AIM OF THE EXERCISE:
Where does the string "content" appear in the records? Copy every line that contains it.

------------------------------------------------------------------------

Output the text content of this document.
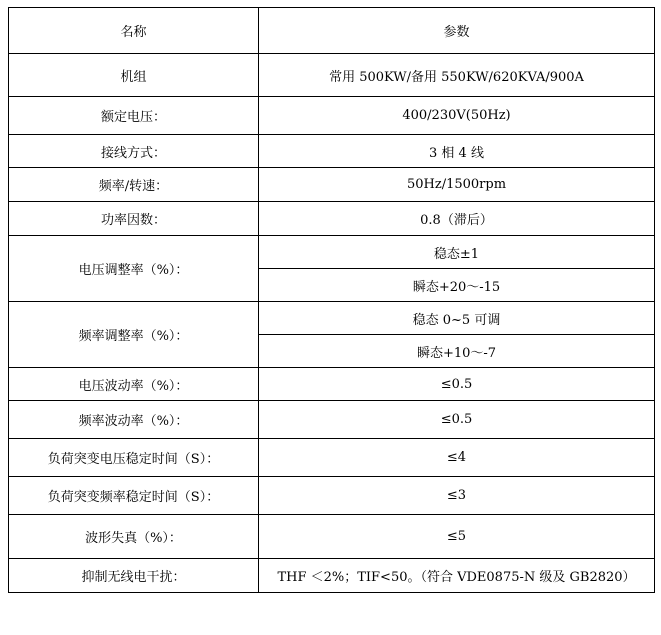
名称	参数
机组	常用 500KW/备用 550KW/620KVA/900A
额定电压：	400/230V(50Hz)
接线方式：	3 相 4 线
频率/转速：	50Hz/1500rpm
功率因数：	0.8（滞后）
电压调整率（%）：	稳态±1
	瞬态+20～-15
频率调整率（%）：	稳态 0~5 可调
	瞬态+10～-7
电压波动率（%）：	≤0.5
频率波动率（%）：	≤0.5
负荷突变电压稳定时间（S）：	≤4
负荷突变频率稳定时间（S）：	≤3
波形失真（%）：	≤5
抑制无线电干扰：	THF ＜2%；TIF<50。（符合 VDE0875-N 级及 GB2820）
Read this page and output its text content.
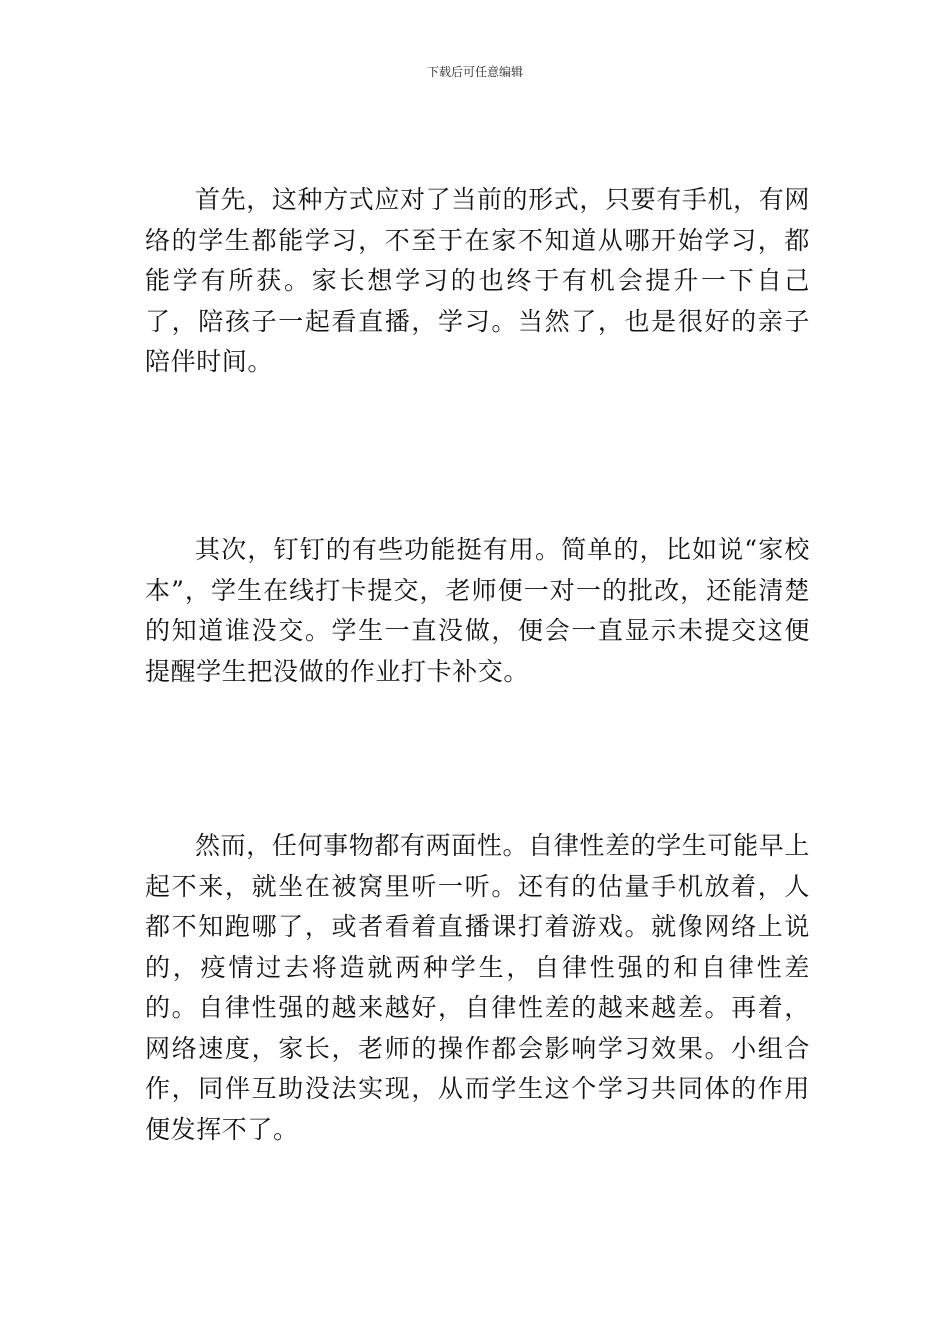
下载后可任意编辑

首先，这种方式应对了当前的形式，只要有手机，有网络的学生都能学习，不至于在家不知道从哪开始学习，都能学有所获。家长想学习的也终于有机会提升一下自己了，陪孩子一起看直播，学习。当然了，也是很好的亲子陪伴时间。

其次，钉钉的有些功能挺有用。简单的，比如说“家校本”，学生在线打卡提交，老师便一对一的批改，还能清楚的知道谁没交。学生一直没做，便会一直显示未提交这便提醒学生把没做的作业打卡补交。

然而，任何事物都有两面性。自律性差的学生可能早上起不来，就坐在被窝里听一听。还有的估量手机放着，人都不知跑哪了，或者看着直播课打着游戏。就像网络上说的，疫情过去将造就两种学生，自律性强的和自律性差的。自律性强的越来越好，自律性差的越来越差。再着，网络速度，家长，老师的操作都会影响学习效果。小组合作，同伴互助没法实现，从而学生这个学习共同体的作用便发挥不了。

------------------------------------------------------------------------

THE ANSWER:
Output the text content of this document.
Read this page and output its text content.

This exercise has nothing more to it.